Extracted data entries:

>> Start

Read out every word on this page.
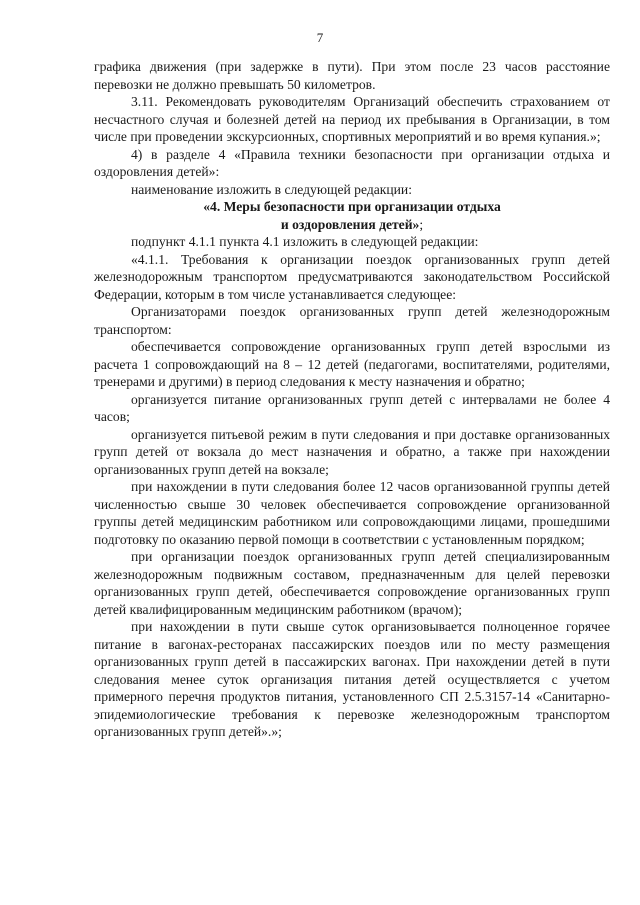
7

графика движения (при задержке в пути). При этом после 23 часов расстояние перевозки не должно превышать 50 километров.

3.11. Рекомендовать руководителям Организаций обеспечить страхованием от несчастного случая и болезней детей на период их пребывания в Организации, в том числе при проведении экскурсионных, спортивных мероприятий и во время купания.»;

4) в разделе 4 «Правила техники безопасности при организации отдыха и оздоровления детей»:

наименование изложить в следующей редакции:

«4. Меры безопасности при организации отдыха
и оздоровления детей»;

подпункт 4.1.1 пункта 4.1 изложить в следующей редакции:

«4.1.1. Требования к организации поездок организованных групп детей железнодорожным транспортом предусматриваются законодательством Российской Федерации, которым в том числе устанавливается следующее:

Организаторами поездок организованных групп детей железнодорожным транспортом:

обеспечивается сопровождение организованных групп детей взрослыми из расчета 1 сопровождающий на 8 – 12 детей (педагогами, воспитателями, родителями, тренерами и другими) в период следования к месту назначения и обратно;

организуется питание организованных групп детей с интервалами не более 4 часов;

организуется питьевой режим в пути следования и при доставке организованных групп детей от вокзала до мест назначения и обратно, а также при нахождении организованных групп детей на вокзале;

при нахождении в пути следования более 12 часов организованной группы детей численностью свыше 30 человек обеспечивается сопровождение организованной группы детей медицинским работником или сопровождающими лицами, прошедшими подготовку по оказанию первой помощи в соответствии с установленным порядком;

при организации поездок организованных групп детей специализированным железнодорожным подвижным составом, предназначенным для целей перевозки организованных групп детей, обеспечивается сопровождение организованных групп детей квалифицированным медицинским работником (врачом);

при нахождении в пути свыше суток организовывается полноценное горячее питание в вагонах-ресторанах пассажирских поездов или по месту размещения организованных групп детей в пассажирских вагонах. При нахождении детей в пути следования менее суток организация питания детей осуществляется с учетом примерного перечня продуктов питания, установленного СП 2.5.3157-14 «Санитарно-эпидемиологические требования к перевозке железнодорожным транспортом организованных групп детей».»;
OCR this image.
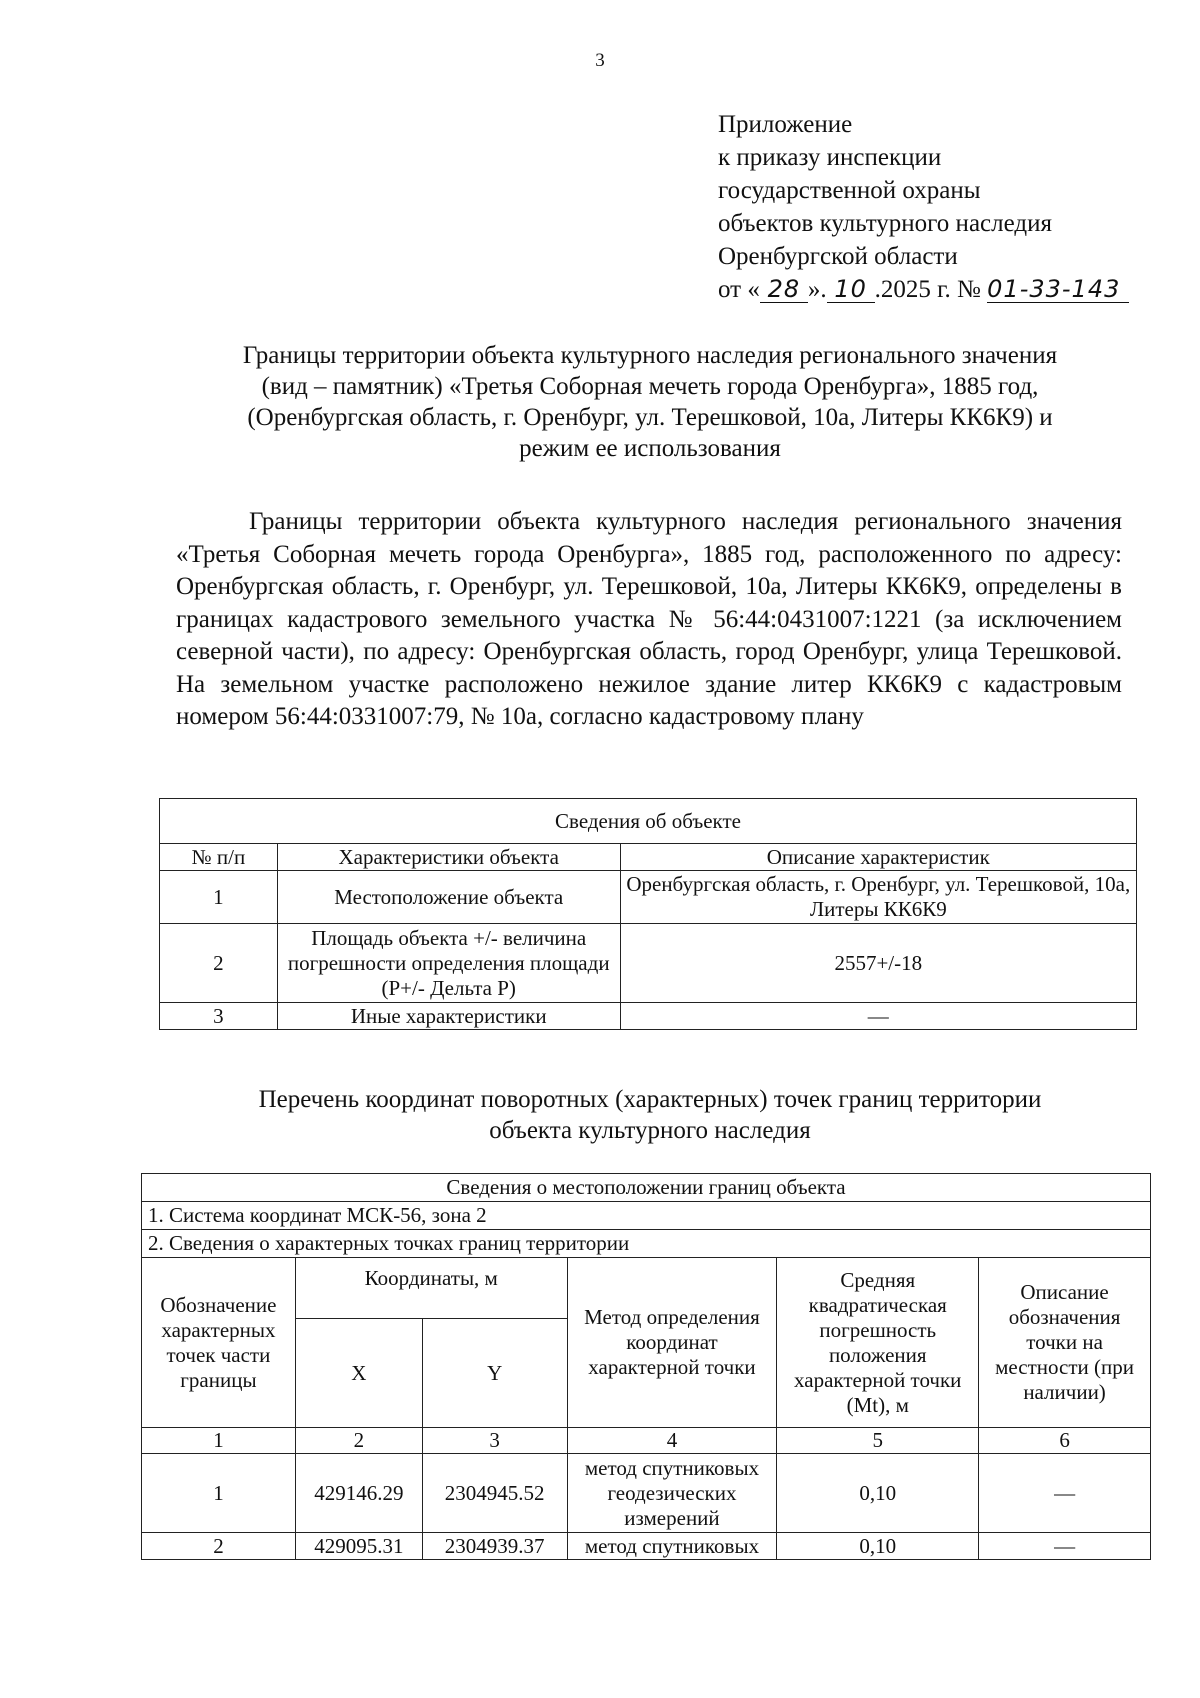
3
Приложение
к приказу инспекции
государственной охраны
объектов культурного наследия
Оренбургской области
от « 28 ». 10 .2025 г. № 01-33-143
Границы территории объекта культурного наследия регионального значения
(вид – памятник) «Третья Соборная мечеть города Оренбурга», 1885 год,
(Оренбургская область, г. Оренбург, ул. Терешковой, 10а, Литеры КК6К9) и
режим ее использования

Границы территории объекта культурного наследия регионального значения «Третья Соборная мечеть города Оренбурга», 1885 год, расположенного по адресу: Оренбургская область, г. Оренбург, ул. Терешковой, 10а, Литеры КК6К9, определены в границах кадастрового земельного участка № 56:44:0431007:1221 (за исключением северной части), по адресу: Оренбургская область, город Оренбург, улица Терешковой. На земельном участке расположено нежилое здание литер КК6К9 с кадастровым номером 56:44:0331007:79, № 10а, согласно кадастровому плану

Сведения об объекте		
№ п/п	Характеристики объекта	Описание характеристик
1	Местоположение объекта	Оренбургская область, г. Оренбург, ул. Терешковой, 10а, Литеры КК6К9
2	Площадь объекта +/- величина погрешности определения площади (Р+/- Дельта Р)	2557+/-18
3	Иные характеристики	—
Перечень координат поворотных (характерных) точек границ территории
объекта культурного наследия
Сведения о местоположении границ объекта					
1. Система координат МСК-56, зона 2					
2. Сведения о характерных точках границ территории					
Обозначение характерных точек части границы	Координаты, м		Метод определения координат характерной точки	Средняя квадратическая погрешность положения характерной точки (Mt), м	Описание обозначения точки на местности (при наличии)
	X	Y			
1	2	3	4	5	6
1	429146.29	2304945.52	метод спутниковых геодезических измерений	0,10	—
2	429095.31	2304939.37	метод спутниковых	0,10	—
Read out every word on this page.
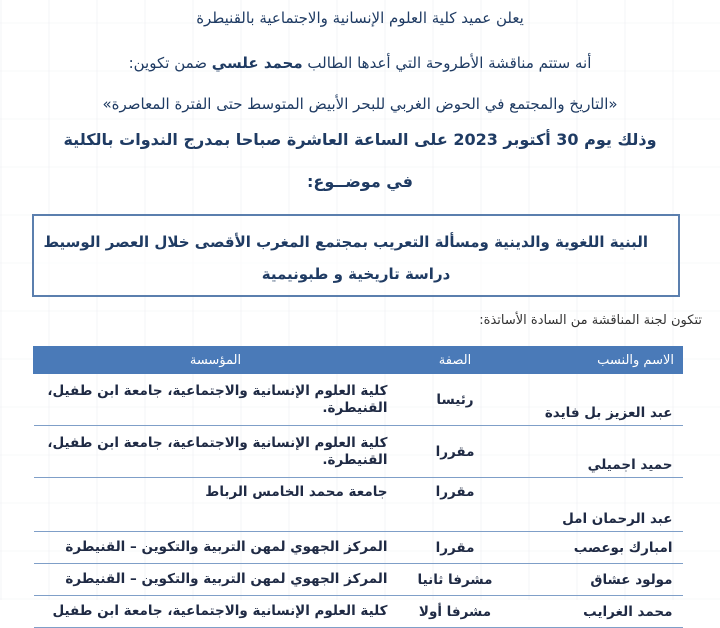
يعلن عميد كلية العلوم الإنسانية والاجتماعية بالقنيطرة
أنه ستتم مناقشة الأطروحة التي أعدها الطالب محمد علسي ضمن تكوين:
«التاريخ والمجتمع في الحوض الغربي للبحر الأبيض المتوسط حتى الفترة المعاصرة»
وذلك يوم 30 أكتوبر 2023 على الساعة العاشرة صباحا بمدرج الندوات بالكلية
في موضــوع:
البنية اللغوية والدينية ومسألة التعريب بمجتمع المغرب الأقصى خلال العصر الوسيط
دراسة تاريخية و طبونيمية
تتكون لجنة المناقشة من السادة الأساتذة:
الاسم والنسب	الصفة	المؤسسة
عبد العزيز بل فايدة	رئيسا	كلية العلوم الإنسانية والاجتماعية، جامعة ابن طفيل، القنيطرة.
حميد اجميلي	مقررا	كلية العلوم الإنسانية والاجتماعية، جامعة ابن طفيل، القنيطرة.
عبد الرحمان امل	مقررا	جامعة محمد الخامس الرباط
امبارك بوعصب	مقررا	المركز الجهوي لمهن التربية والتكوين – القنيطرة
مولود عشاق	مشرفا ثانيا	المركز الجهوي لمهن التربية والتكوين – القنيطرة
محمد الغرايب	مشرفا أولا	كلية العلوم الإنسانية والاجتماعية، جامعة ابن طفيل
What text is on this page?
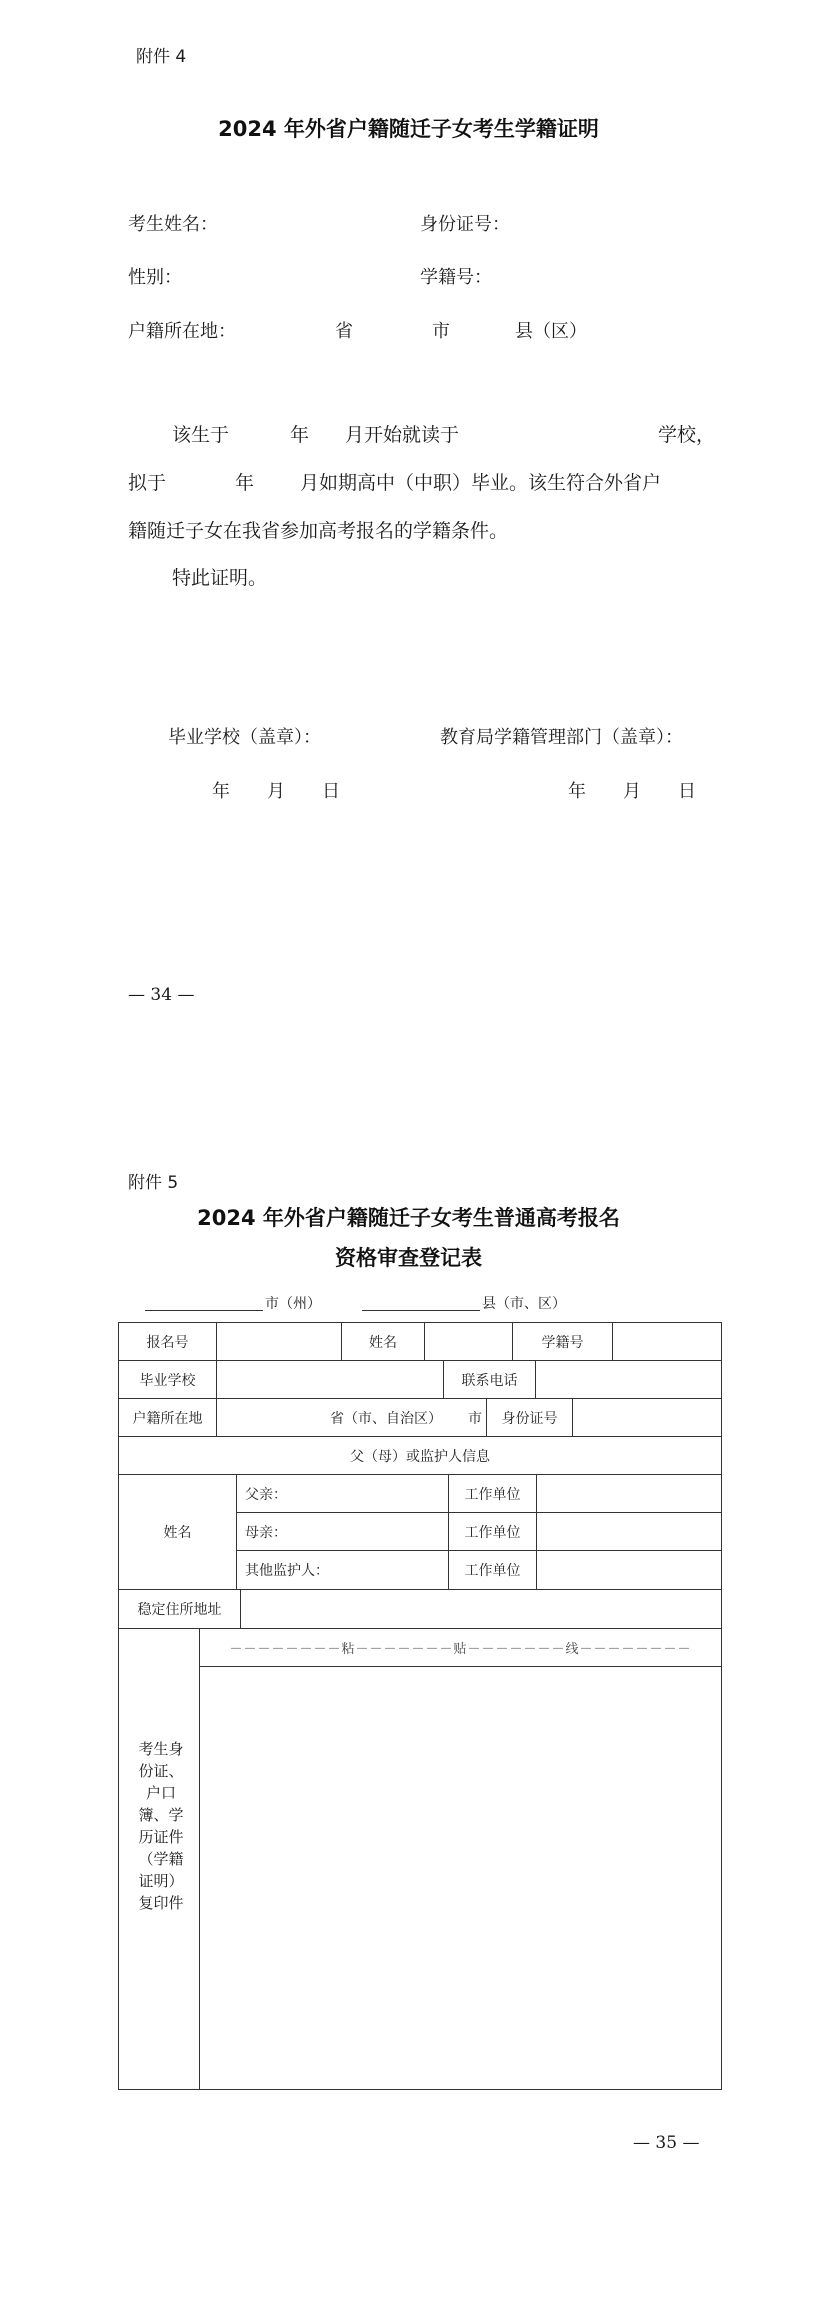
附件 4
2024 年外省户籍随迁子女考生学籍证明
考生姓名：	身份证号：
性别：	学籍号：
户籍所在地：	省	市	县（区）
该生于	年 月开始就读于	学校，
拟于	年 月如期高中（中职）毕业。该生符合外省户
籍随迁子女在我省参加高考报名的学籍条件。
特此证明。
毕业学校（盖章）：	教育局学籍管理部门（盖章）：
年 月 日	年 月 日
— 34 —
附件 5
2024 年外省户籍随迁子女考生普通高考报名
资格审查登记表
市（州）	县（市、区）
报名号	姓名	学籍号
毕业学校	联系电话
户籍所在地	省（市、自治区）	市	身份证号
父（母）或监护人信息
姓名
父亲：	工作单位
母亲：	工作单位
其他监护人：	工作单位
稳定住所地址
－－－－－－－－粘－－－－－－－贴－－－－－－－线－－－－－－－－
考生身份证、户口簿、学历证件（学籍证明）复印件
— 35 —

>> End

Repeat the listing above exactly, with no pictures.

Result:
Read out every word on this page.
7

графика движения (при задержке в пути). При этом после 23 часов расстояние перевозки не должно превышать 50 километров.

3.11. Рекомендовать руководителям Организаций обеспечить страхованием от несчастного случая и болезней детей на период их пребывания в Организации, в том числе при проведении экскурсионных, спортивных мероприятий и во время купания.»;

4) в разделе 4 «Правила техники безопасности при организации отдыха и оздоровления детей»:

наименование изложить в следующей редакции:

«4. Меры безопасности при организации отдыха
и оздоровления детей»;

подпункт 4.1.1 пункта 4.1 изложить в следующей редакции:

«4.1.1. Требования к организации поездок организованных групп детей железнодорожным транспортом предусматриваются законодательством Российской Федерации, которым в том числе устанавливается следующее:

Организаторами поездок организованных групп детей железнодорожным транспортом:

обеспечивается сопровождение организованных групп детей взрослыми из расчета 1 сопровождающий на 8 – 12 детей (педагогами, воспитателями, родителями, тренерами и другими) в период следования к месту назначения и обратно;

организуется питание организованных групп детей с интервалами не более 4 часов;

организуется питьевой режим в пути следования и при доставке организованных групп детей от вокзала до мест назначения и обратно, а также при нахождении организованных групп детей на вокзале;

при нахождении в пути следования более 12 часов организованной группы детей численностью свыше 30 человек обеспечивается сопровождение организованной группы детей медицинским работником или сопровождающими лицами, прошедшими подготовку по оказанию первой помощи в соответствии с установленным порядком;

при организации поездок организованных групп детей специализированным железнодорожным подвижным составом, предназначенным для целей перевозки организованных групп детей, обеспечивается сопровождение организованных групп детей квалифицированным медицинским работником (врачом);

при нахождении в пути свыше суток организовывается полноценное горячее питание в вагонах-ресторанах пассажирских поездов или по месту размещения организованных групп детей в пассажирских вагонах. При нахождении детей в пути следования менее суток организация питания детей осуществляется с учетом примерного перечня продуктов питания, установленного СП 2.5.3157-14 «Санитарно-эпидемиологические требования к перевозке железнодорожным транспортом организованных групп детей».»;
OCR this image.
3
Приложение
к приказу инспекции
государственной охраны
объектов культурного наследия
Оренбургской области
от « 28 ». 10 .2025 г. № 01-33-143
Границы территории объекта культурного наследия регионального значения
(вид – памятник) «Третья Соборная мечеть города Оренбурга», 1885 год,
(Оренбургская область, г. Оренбург, ул. Терешковой, 10а, Литеры КК6К9) и
режим ее использования

Границы территории объекта культурного наследия регионального значения «Третья Соборная мечеть города Оренбурга», 1885 год, расположенного по адресу: Оренбургская область, г. Оренбург, ул. Терешковой, 10а, Литеры КК6К9, определены в границах кадастрового земельного участка № 56:44:0431007:1221 (за исключением северной части), по адресу: Оренбургская область, город Оренбург, улица Терешковой. На земельном участке расположено нежилое здание литер КК6К9 с кадастровым номером 56:44:0331007:79, № 10а, согласно кадастровому плану

Сведения об объекте		
№ п/п	Характеристики объекта	Описание характеристик
1	Местоположение объекта	Оренбургская область, г. Оренбург, ул. Терешковой, 10а, Литеры КК6К9
2	Площадь объекта +/- величина погрешности определения площади (Р+/- Дельта Р)	2557+/-18
3	Иные характеристики	—
Перечень координат поворотных (характерных) точек границ территории
объекта культурного наследия
Сведения о местоположении границ объекта					
1. Система координат МСК-56, зона 2					
2. Сведения о характерных точках границ территории					
Обозначение характерных точек части границы	Координаты, м		Метод определения координат характерной точки	Средняя квадратическая погрешность положения характерной точки (Mt), м	Описание обозначения точки на местности (при наличии)
	X	Y			
1	2	3	4	5	6
1	429146.29	2304945.52	метод спутниковых геодезических измерений	0,10	—
2	429095.31	2304939.37	метод спутниковых	0,10	—
Read out every word on this page.
يعلن عميد كلية العلوم الإنسانية والاجتماعية بالقنيطرة
أنه ستتم مناقشة الأطروحة التي أعدها الطالب محمد علسي ضمن تكوين:
«التاريخ والمجتمع في الحوض الغربي للبحر الأبيض المتوسط حتى الفترة المعاصرة»
وذلك يوم 30 أكتوبر 2023 على الساعة العاشرة صباحا بمدرج الندوات بالكلية
في موضــوع:
البنية اللغوية والدينية ومسألة التعريب بمجتمع المغرب الأقصى خلال العصر الوسيط
دراسة تاريخية و طبونيمية
تتكون لجنة المناقشة من السادة الأساتذة:
الاسم والنسب	الصفة	المؤسسة
عبد العزيز بل فايدة	رئيسا	كلية العلوم الإنسانية والاجتماعية، جامعة ابن طفيل، القنيطرة.
حميد اجميلي	مقررا	كلية العلوم الإنسانية والاجتماعية، جامعة ابن طفيل، القنيطرة.
عبد الرحمان امل	مقررا	جامعة محمد الخامس الرباط
امبارك بوعصب	مقررا	المركز الجهوي لمهن التربية والتكوين – القنيطرة
مولود عشاق	مشرفا ثانيا	المركز الجهوي لمهن التربية والتكوين – القنيطرة
محمد الغرايب	مشرفا أولا	كلية العلوم الإنسانية والاجتماعية، جامعة ابن طفيل
What text is on this page?
附件 4
2024 年外省户籍随迁子女考生学籍证明
考生姓名：	身份证号：
性别：	学籍号：
户籍所在地：	省	市	县（区）
该生于	年 月开始就读于	学校，
拟于	年 月如期高中（中职）毕业。该生符合外省户
籍随迁子女在我省参加高考报名的学籍条件。
特此证明。
毕业学校（盖章）：	教育局学籍管理部门（盖章）：
年 月 日	年 月 日
— 34 —
附件 5
2024 年外省户籍随迁子女考生普通高考报名
资格审查登记表
市（州）	县（市、区）
报名号	姓名	学籍号
毕业学校	联系电话
户籍所在地	省（市、自治区）	市	身份证号
父（母）或监护人信息
姓名
父亲：	工作单位
母亲：	工作单位
其他监护人：	工作单位
稳定住所地址
－－－－－－－－粘－－－－－－－贴－－－－－－－线－－－－－－－－
考生身份证、户口簿、学历证件（学籍证明）复印件
— 35 —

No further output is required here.